Directions - Transcribe the records below exactly.

-- start of Supplied records --

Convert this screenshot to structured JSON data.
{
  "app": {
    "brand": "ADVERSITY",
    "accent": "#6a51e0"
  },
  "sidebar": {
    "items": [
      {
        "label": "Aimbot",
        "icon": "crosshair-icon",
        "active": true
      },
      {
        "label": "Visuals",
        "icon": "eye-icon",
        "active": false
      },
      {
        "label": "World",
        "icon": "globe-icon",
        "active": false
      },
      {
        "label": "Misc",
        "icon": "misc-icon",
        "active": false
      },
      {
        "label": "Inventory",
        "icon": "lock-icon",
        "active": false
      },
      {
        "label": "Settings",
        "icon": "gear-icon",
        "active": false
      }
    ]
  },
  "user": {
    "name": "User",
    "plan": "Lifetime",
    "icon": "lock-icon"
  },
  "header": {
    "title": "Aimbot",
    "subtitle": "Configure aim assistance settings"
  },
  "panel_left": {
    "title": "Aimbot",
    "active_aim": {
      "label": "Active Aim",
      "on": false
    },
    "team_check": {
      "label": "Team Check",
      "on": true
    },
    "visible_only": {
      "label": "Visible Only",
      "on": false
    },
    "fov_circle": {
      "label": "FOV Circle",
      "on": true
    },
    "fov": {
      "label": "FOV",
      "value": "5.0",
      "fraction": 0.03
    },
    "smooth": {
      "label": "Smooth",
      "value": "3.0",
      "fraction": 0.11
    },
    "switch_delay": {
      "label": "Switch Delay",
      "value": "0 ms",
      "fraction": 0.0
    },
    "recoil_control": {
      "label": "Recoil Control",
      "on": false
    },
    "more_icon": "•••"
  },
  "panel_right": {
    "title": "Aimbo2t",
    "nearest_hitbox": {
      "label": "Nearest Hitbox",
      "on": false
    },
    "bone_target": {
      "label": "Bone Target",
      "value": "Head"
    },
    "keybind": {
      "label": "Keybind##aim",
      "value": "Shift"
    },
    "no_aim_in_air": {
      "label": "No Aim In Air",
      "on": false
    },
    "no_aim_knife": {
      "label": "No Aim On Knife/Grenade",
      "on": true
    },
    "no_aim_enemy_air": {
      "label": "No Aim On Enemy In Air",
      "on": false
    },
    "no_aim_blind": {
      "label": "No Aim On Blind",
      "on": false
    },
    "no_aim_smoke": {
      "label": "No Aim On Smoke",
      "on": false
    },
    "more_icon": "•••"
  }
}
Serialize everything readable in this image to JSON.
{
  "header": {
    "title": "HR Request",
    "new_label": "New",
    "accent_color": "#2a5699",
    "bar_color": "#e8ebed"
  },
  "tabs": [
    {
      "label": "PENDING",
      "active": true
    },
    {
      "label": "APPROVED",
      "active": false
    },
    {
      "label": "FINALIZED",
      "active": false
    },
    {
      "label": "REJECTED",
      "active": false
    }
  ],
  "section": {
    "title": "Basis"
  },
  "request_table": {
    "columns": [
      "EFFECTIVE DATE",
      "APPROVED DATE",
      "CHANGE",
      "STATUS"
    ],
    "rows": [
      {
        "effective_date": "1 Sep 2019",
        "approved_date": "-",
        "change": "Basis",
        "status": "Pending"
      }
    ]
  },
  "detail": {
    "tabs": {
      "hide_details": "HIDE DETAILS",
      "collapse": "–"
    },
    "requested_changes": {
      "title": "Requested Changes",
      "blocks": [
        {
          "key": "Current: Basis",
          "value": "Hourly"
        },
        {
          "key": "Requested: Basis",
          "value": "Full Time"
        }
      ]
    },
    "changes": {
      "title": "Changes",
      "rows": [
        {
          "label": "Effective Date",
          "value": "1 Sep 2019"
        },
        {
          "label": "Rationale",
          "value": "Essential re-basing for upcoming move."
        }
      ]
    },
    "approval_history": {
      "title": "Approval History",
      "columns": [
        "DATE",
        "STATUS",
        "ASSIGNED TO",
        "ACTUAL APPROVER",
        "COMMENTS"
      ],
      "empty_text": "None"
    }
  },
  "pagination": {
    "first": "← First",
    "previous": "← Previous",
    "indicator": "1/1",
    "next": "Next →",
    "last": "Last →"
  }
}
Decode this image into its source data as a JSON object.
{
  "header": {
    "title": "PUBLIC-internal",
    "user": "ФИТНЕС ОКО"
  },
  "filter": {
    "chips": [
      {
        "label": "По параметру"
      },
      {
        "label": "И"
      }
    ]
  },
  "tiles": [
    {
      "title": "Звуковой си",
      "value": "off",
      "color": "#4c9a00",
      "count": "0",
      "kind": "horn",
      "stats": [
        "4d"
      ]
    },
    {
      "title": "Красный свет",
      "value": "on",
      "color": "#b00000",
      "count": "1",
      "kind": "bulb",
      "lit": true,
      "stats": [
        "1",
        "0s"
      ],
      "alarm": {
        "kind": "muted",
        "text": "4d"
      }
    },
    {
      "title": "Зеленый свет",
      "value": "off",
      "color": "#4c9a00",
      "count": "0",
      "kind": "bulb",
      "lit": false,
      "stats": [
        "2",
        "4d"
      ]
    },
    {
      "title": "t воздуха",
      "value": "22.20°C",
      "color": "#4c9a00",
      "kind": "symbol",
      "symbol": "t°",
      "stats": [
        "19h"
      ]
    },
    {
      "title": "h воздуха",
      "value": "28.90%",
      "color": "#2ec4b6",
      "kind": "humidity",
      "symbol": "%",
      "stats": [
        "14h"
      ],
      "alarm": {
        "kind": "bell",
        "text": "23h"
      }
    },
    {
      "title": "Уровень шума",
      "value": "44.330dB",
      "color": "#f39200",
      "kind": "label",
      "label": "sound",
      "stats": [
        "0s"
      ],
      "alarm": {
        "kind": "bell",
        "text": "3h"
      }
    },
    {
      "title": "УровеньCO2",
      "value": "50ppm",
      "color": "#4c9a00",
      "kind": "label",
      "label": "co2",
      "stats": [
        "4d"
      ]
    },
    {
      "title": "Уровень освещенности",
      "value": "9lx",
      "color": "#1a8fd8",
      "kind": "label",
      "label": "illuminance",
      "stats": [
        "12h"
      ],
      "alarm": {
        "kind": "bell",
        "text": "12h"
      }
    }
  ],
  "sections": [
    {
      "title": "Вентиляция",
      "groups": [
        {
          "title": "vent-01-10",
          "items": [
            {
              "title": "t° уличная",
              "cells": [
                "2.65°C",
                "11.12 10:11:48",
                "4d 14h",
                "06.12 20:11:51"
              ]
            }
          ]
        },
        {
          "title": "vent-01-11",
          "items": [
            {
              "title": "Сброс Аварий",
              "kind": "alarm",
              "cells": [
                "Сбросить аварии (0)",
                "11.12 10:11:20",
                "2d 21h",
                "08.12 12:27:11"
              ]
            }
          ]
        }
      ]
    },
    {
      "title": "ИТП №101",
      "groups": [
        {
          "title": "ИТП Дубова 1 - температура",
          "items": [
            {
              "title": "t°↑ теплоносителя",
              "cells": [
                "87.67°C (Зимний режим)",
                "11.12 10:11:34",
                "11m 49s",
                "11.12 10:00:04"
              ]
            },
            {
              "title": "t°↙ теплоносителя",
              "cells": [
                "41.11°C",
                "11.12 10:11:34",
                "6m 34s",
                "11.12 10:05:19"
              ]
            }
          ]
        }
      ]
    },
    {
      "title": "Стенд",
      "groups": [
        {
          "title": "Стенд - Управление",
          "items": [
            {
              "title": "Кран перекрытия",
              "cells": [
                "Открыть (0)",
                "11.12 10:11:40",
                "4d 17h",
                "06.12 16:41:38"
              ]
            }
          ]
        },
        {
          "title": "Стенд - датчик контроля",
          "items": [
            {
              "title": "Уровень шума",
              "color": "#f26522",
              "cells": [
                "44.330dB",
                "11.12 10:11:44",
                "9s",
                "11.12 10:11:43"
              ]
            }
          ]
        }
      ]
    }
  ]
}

-- end of Supplied records --

Right answer -
Convert this screenshot to structured JSON data.
{
  "app": {
    "brand": "ADVERSITY",
    "accent": "#6a51e0"
  },
  "sidebar": {
    "items": [
      {
        "label": "Aimbot",
        "icon": "crosshair-icon",
        "active": true
      },
      {
        "label": "Visuals",
        "icon": "eye-icon",
        "active": false
      },
      {
        "label": "World",
        "icon": "globe-icon",
        "active": false
      },
      {
        "label": "Misc",
        "icon": "misc-icon",
        "active": false
      },
      {
        "label": "Inventory",
        "icon": "lock-icon",
        "active": false
      },
      {
        "label": "Settings",
        "icon": "gear-icon",
        "active": false
      }
    ]
  },
  "user": {
    "name": "User",
    "plan": "Lifetime",
    "icon": "lock-icon"
  },
  "header": {
    "title": "Aimbot",
    "subtitle": "Configure aim assistance settings"
  },
  "panel_left": {
    "title": "Aimbot",
    "active_aim": {
      "label": "Active Aim",
      "on": false
    },
    "team_check": {
      "label": "Team Check",
      "on": true
    },
    "visible_only": {
      "label": "Visible Only",
      "on": false
    },
    "fov_circle": {
      "label": "FOV Circle",
      "on": true
    },
    "fov": {
      "label": "FOV",
      "value": "5.0",
      "fraction": 0.03
    },
    "smooth": {
      "label": "Smooth",
      "value": "3.0",
      "fraction": 0.11
    },
    "switch_delay": {
      "label": "Switch Delay",
      "value": "0 ms",
      "fraction": 0.0
    },
    "recoil_control": {
      "label": "Recoil Control",
      "on": false
    },
    "more_icon": "•••"
  },
  "panel_right": {
    "title": "Aimbo2t",
    "nearest_hitbox": {
      "label": "Nearest Hitbox",
      "on": false
    },
    "bone_target": {
      "label": "Bone Target",
      "value": "Head"
    },
    "keybind": {
      "label": "Keybind##aim",
      "value": "Shift"
    },
    "no_aim_in_air": {
      "label": "No Aim In Air",
      "on": false
    },
    "no_aim_knife": {
      "label": "No Aim On Knife/Grenade",
      "on": true
    },
    "no_aim_enemy_air": {
      "label": "No Aim On Enemy In Air",
      "on": false
    },
    "no_aim_blind": {
      "label": "No Aim On Blind",
      "on": false
    },
    "no_aim_smoke": {
      "label": "No Aim On Smoke",
      "on": false
    },
    "more_icon": "•••"
  }
}
Serialize everything readable in this image to JSON.
{
  "header": {
    "title": "HR Request",
    "new_label": "New",
    "accent_color": "#2a5699",
    "bar_color": "#e8ebed"
  },
  "tabs": [
    {
      "label": "PENDING",
      "active": true
    },
    {
      "label": "APPROVED",
      "active": false
    },
    {
      "label": "FINALIZED",
      "active": false
    },
    {
      "label": "REJECTED",
      "active": false
    }
  ],
  "section": {
    "title": "Basis"
  },
  "request_table": {
    "columns": [
      "EFFECTIVE DATE",
      "APPROVED DATE",
      "CHANGE",
      "STATUS"
    ],
    "rows": [
      {
        "effective_date": "1 Sep 2019",
        "approved_date": "-",
        "change": "Basis",
        "status": "Pending"
      }
    ]
  },
  "detail": {
    "tabs": {
      "hide_details": "HIDE DETAILS",
      "collapse": "–"
    },
    "requested_changes": {
      "title": "Requested Changes",
      "blocks": [
        {
          "key": "Current: Basis",
          "value": "Hourly"
        },
        {
          "key": "Requested: Basis",
          "value": "Full Time"
        }
      ]
    },
    "changes": {
      "title": "Changes",
      "rows": [
        {
          "label": "Effective Date",
          "value": "1 Sep 2019"
        },
        {
          "label": "Rationale",
          "value": "Essential re-basing for upcoming move."
        }
      ]
    },
    "approval_history": {
      "title": "Approval History",
      "columns": [
        "DATE",
        "STATUS",
        "ASSIGNED TO",
        "ACTUAL APPROVER",
        "COMMENTS"
      ],
      "empty_text": "None"
    }
  },
  "pagination": {
    "first": "← First",
    "previous": "← Previous",
    "indicator": "1/1",
    "next": "Next →",
    "last": "Last →"
  }
}
Decode this image into its source data as a JSON object.
{
  "header": {
    "title": "PUBLIC-internal",
    "user": "ФИТНЕС ОКО"
  },
  "filter": {
    "chips": [
      {
        "label": "По параметру"
      },
      {
        "label": "И"
      }
    ]
  },
  "tiles": [
    {
      "title": "Звуковой си",
      "value": "off",
      "color": "#4c9a00",
      "count": "0",
      "kind": "horn",
      "stats": [
        "4d"
      ]
    },
    {
      "title": "Красный свет",
      "value": "on",
      "color": "#b00000",
      "count": "1",
      "kind": "bulb",
      "lit": true,
      "stats": [
        "1",
        "0s"
      ],
      "alarm": {
        "kind": "muted",
        "text": "4d"
      }
    },
    {
      "title": "Зеленый свет",
      "value": "off",
      "color": "#4c9a00",
      "count": "0",
      "kind": "bulb",
      "lit": false,
      "stats": [
        "2",
        "4d"
      ]
    },
    {
      "title": "t воздуха",
      "value": "22.20°C",
      "color": "#4c9a00",
      "kind": "symbol",
      "symbol": "t°",
      "stats": [
        "19h"
      ]
    },
    {
      "title": "h воздуха",
      "value": "28.90%",
      "color": "#2ec4b6",
      "kind": "humidity",
      "symbol": "%",
      "stats": [
        "14h"
      ],
      "alarm": {
        "kind": "bell",
        "text": "23h"
      }
    },
    {
      "title": "Уровень шума",
      "value": "44.330dB",
      "color": "#f39200",
      "kind": "label",
      "label": "sound",
      "stats": [
        "0s"
      ],
      "alarm": {
        "kind": "bell",
        "text": "3h"
      }
    },
    {
      "title": "УровеньCO2",
      "value": "50ppm",
      "color": "#4c9a00",
      "kind": "label",
      "label": "co2",
      "stats": [
        "4d"
      ]
    },
    {
      "title": "Уровень освещенности",
      "value": "9lx",
      "color": "#1a8fd8",
      "kind": "label",
      "label": "illuminance",
      "stats": [
        "12h"
      ],
      "alarm": {
        "kind": "bell",
        "text": "12h"
      }
    }
  ],
  "sections": [
    {
      "title": "Вентиляция",
      "groups": [
        {
          "title": "vent-01-10",
          "items": [
            {
              "title": "t° уличная",
              "cells": [
                "2.65°C",
                "11.12 10:11:48",
                "4d 14h",
                "06.12 20:11:51"
              ]
            }
          ]
        },
        {
          "title": "vent-01-11",
          "items": [
            {
              "title": "Сброс Аварий",
              "kind": "alarm",
              "cells": [
                "Сбросить аварии (0)",
                "11.12 10:11:20",
                "2d 21h",
                "08.12 12:27:11"
              ]
            }
          ]
        }
      ]
    },
    {
      "title": "ИТП №101",
      "groups": [
        {
          "title": "ИТП Дубова 1 - температура",
          "items": [
            {
              "title": "t°↑ теплоносителя",
              "cells": [
                "87.67°C (Зимний режим)",
                "11.12 10:11:34",
                "11m 49s",
                "11.12 10:00:04"
              ]
            },
            {
              "title": "t°↙ теплоносителя",
              "cells": [
                "41.11°C",
                "11.12 10:11:34",
                "6m 34s",
                "11.12 10:05:19"
              ]
            }
          ]
        }
      ]
    },
    {
      "title": "Стенд",
      "groups": [
        {
          "title": "Стенд - Управление",
          "items": [
            {
              "title": "Кран перекрытия",
              "cells": [
                "Открыть (0)",
                "11.12 10:11:40",
                "4d 17h",
                "06.12 16:41:38"
              ]
            }
          ]
        },
        {
          "title": "Стенд - датчик контроля",
          "items": [
            {
              "title": "Уровень шума",
              "color": "#f26522",
              "cells": [
                "44.330dB",
                "11.12 10:11:44",
                "9s",
                "11.12 10:11:43"
              ]
            }
          ]
        }
      ]
    }
  ]
}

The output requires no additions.